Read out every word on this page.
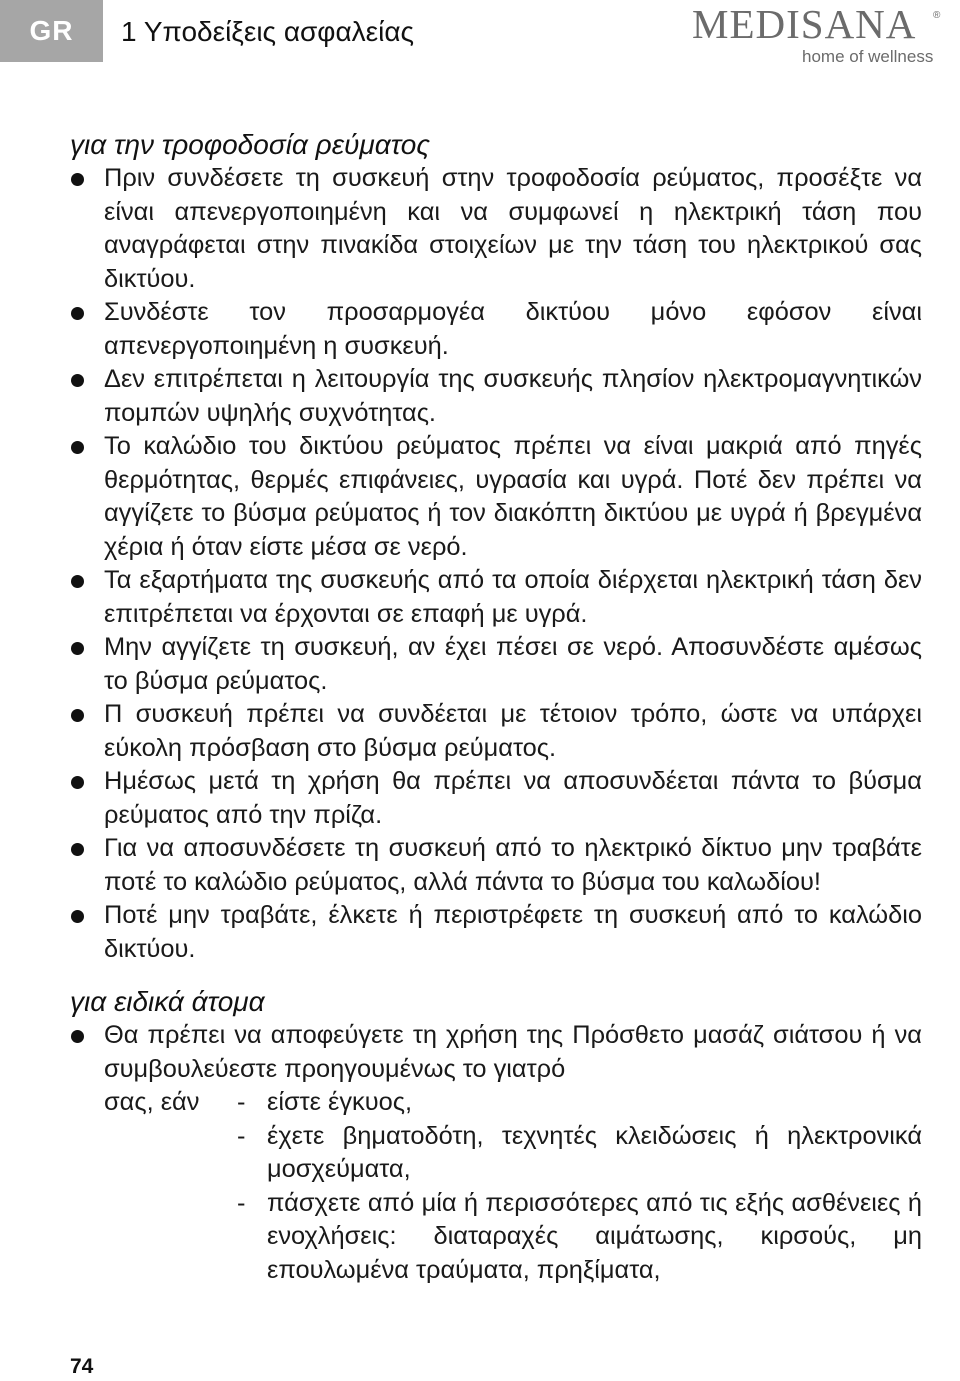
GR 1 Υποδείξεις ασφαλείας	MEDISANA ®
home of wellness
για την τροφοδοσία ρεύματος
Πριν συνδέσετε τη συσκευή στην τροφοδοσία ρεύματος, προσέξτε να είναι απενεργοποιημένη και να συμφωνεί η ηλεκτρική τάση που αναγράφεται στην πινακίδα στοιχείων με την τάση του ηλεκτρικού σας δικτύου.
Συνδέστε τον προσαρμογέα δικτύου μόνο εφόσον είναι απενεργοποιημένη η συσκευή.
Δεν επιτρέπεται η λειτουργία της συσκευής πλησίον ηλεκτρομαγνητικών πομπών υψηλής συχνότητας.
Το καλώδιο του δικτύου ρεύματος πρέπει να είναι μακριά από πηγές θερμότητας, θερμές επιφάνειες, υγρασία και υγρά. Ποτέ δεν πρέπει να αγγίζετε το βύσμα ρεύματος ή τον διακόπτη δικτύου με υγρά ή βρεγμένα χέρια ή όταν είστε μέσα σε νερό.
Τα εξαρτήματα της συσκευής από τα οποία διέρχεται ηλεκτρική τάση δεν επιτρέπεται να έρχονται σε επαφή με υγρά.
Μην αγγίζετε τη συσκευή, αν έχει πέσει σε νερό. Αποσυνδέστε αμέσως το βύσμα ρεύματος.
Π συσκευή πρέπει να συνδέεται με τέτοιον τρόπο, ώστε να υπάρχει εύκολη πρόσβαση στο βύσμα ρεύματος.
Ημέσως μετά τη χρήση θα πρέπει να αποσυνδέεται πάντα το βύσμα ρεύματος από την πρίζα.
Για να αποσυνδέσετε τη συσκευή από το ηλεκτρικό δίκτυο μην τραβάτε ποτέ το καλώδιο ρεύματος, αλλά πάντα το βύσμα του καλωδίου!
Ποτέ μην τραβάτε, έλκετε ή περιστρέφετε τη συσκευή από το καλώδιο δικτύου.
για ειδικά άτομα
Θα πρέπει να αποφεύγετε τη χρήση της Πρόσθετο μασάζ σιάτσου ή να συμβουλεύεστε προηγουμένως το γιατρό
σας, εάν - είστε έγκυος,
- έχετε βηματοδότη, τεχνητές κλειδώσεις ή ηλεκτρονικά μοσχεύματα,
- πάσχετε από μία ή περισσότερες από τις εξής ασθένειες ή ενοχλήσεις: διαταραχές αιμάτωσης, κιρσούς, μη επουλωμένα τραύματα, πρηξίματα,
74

◆ Task to complete
Pick out the lines containing the string "απενεργοποιημένη" and show them.

◆ The output
Πριν συνδέσετε τη συσκευή στην τροφοδοσία ρεύματος, προσέξτε να είναι απενεργοποιημένη και να συμφωνεί η ηλεκτρική τάση που αναγράφεται στην πινακίδα στοιχείων με την τάση του ηλεκτρικού σας δικτύου.
Συνδέστε τον προσαρμογέα δικτύου μόνο εφόσον είναι απενεργοποιημένη η συσκευή.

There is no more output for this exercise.